## Stated goal:
Repeat each line word for word.

## Provided data:
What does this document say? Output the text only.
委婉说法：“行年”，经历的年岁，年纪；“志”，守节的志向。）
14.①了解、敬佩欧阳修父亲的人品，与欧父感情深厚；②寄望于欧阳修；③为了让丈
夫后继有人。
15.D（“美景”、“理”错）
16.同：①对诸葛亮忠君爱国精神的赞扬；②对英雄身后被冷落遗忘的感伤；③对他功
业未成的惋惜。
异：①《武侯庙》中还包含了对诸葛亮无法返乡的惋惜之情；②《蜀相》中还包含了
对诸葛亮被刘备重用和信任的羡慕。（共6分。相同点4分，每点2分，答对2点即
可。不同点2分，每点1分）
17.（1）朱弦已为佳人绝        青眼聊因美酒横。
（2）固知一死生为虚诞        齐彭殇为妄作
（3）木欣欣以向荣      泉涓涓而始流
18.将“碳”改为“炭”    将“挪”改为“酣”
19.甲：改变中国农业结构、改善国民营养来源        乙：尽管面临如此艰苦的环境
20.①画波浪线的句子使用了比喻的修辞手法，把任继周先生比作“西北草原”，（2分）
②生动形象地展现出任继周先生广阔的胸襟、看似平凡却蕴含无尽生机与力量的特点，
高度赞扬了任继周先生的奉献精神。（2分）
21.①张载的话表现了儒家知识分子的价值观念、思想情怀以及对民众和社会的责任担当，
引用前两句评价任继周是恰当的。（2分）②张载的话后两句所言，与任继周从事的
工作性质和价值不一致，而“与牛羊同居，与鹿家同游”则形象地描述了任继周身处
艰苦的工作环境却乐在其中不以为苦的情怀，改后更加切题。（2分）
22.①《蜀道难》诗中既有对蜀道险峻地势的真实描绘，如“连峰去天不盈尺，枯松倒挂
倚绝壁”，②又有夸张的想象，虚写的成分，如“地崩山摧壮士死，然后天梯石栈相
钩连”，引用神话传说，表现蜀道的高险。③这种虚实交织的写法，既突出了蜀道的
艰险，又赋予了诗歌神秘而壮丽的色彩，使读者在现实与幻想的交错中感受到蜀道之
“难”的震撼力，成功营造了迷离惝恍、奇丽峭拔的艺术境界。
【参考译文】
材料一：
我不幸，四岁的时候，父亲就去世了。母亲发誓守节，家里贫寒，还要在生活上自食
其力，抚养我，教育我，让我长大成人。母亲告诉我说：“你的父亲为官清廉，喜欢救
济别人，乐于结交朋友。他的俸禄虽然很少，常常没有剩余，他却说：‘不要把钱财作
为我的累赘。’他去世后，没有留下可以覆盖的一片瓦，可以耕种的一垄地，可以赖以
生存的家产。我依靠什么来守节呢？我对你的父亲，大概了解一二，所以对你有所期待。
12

## Correct result:
What does this document say? Output the text only.
委婉说法：“行年”，经历的年岁，年纪；“志”，守节的志向。）
14.①了解、敬佩欧阳修父亲的人品，与欧父感情深厚；②寄望于欧阳修；③为了让丈
夫后继有人。
15.D（“美景”、“理”错）
16.同：①对诸葛亮忠君爱国精神的赞扬；②对英雄身后被冷落遗忘的感伤；③对他功
业未成的惋惜。
异：①《武侯庙》中还包含了对诸葛亮无法返乡的惋惜之情；②《蜀相》中还包含了
对诸葛亮被刘备重用和信任的羡慕。（共6分。相同点4分，每点2分，答对2点即
可。不同点2分，每点1分）
17.（1）朱弦已为佳人绝        青眼聊因美酒横。
（2）固知一死生为虚诞        齐彭殇为妄作
（3）木欣欣以向荣      泉涓涓而始流
18.将“碳”改为“炭”    将“挪”改为“酣”
19.甲：改变中国农业结构、改善国民营养来源        乙：尽管面临如此艰苦的环境
20.①画波浪线的句子使用了比喻的修辞手法，把任继周先生比作“西北草原”，（2分）
②生动形象地展现出任继周先生广阔的胸襟、看似平凡却蕴含无尽生机与力量的特点，
高度赞扬了任继周先生的奉献精神。（2分）
21.①张载的话表现了儒家知识分子的价值观念、思想情怀以及对民众和社会的责任担当，
引用前两句评价任继周是恰当的。（2分）②张载的话后两句所言，与任继周从事的
工作性质和价值不一致，而“与牛羊同居，与鹿家同游”则形象地描述了任继周身处
艰苦的工作环境却乐在其中不以为苦的情怀，改后更加切题。（2分）
22.①《蜀道难》诗中既有对蜀道险峻地势的真实描绘，如“连峰去天不盈尺，枯松倒挂
倚绝壁”，②又有夸张的想象，虚写的成分，如“地崩山摧壮士死，然后天梯石栈相
钩连”，引用神话传说，表现蜀道的高险。③这种虚实交织的写法，既突出了蜀道的
艰险，又赋予了诗歌神秘而壮丽的色彩，使读者在现实与幻想的交错中感受到蜀道之
“难”的震撼力，成功营造了迷离惝恍、奇丽峭拔的艺术境界。
【参考译文】
材料一：
我不幸，四岁的时候，父亲就去世了。母亲发誓守节，家里贫寒，还要在生活上自食
其力，抚养我，教育我，让我长大成人。母亲告诉我说：“你的父亲为官清廉，喜欢救
济别人，乐于结交朋友。他的俸禄虽然很少，常常没有剩余，他却说：‘不要把钱财作
为我的累赘。’他去世后，没有留下可以覆盖的一片瓦，可以耕种的一垄地，可以赖以
生存的家产。我依靠什么来守节呢？我对你的父亲，大概了解一二，所以对你有所期待。
12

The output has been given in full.